(PASSAGE PROVIDED):
=-=-=

In a stunning event at London’s Stationers Hall, Professor Maureen Baker, the new Chair of Council of the Royal College of General Practitioners announced that a study into how patients react to diagnosis of Chronic Kidney Disease has won the prestigious Research Paper of the Year Award from the Royal College of General Practitioners (RCGP)and sponsors Primary Care Professionals.
The Award gives recognition to an individual or group of researchers who have undertaken and published an exceptional piece of research relating to general practice or primary care.
From a strong field of six award winners, the judges chose researchers from the University of Manchester’s Institute of Population Health and colleagues from the Universities of Keele and Southampton for their exploration of the link between patients’ awareness of their condition and how they became involved in their own care.
The paper ‘Non-disclosure of chronic kidney disease (CKD) in primary care and the limits of instrumental rationality in chronic illness self-management’ was published in the journal Science Direct in 2015.
First author of the paper Dr Gavin Daker-White and his colleagues interviewed 26 CKD patients who had been recruited to a medical trial on how they described themselves in terms of their participation and involvement in consultations, focusing on important components of disease disclosure by GPs.
The paper’s findings also looked at how CKD diagnosis was relayed to patients in a way to meet requirements for the Quality and Outcomes Framework (QOF).
Dr Dakar-White said: “It is important to give information about a diagnosis of ‘early CKD’ in a way that makes sense to the patient and in the context of their other illnesses and social circumstances. However, if a patient is told that early stage CKD is ‘nothing to worry about’ then why would they adapt their diet, exercise and other lifestyle factors in pursuance of cardiovascular health?”
The RCGP recently ran the Kidney Care Clinical Priority programme, established to support both GPs and patients by providing up to date information and guidance. The programme confirmed that informing and empowering patients in primary care can have a real impact on the long term management of kidney disease.

=-=-=

(COMPLETE THE FOLLOWING):
1. In the research award article, how many CKD patients did the researchers interview?
2. Print the research award article from the words "From a strong" up to and including the words "disclosure by GPs.".

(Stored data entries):

=-=-=

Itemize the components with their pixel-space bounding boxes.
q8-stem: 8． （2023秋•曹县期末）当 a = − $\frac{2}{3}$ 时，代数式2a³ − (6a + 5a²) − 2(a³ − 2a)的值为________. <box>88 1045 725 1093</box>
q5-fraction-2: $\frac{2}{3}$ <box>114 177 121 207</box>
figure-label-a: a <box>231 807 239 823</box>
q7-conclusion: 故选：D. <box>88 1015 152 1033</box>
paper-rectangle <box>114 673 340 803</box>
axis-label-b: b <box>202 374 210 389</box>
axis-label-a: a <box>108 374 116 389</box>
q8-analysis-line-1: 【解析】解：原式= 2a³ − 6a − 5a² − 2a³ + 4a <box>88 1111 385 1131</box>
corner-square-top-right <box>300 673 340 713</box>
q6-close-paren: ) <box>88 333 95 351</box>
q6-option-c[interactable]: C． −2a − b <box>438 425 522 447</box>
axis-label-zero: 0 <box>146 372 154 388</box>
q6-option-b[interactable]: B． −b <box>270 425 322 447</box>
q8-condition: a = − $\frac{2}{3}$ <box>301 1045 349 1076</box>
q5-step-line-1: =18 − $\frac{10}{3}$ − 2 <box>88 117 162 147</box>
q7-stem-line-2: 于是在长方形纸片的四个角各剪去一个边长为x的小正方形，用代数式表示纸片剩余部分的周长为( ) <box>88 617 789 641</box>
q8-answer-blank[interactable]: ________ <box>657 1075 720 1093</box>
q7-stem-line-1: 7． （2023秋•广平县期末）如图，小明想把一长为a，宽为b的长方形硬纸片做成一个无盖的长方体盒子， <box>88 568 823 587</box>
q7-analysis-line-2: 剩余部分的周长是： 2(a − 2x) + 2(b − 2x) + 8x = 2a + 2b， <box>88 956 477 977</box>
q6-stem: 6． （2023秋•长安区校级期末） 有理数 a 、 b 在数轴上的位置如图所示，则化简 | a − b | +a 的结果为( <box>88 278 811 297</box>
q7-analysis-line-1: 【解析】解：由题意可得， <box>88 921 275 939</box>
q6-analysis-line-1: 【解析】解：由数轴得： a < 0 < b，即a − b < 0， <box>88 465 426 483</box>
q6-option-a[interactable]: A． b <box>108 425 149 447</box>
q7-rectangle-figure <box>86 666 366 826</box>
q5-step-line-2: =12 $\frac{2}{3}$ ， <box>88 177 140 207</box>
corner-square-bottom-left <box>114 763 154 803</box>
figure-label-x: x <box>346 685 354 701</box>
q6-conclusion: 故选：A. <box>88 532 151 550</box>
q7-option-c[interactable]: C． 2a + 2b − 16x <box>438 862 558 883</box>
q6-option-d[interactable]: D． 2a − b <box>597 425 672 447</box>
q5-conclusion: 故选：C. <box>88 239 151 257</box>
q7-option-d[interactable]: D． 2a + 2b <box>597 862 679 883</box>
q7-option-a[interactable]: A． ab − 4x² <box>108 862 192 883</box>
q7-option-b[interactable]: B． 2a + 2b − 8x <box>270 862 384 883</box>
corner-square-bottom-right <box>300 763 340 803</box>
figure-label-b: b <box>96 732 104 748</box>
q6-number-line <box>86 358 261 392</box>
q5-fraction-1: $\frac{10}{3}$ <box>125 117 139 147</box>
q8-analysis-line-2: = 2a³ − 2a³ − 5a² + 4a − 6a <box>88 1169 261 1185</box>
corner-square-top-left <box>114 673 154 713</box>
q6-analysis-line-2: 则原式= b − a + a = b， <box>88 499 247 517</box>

=-=-=

(YOUR WRITTEN ANSWERS):
1. 26

2.
From a strong field of six award winners, the judges chose researchers from the University of Manchester’s Institute of Population Health and colleagues from the Universities of Keele and Southampton for their exploration of the link between patients’ awareness of their condition and how they became involved in their own care.
The paper ‘Non-disclosure of chronic kidney disease (CKD) in primary care and the limits of instrumental rationality in chronic illness self-management’ was published in the journal Science Direct in 2015.
First author of the paper Dr Gavin Daker-White and his colleagues interviewed 26 CKD patients who had been recruited to a medical trial on how they described themselves in terms of their participation and involvement in consultations, focusing on important components of disease disclosure by GPs.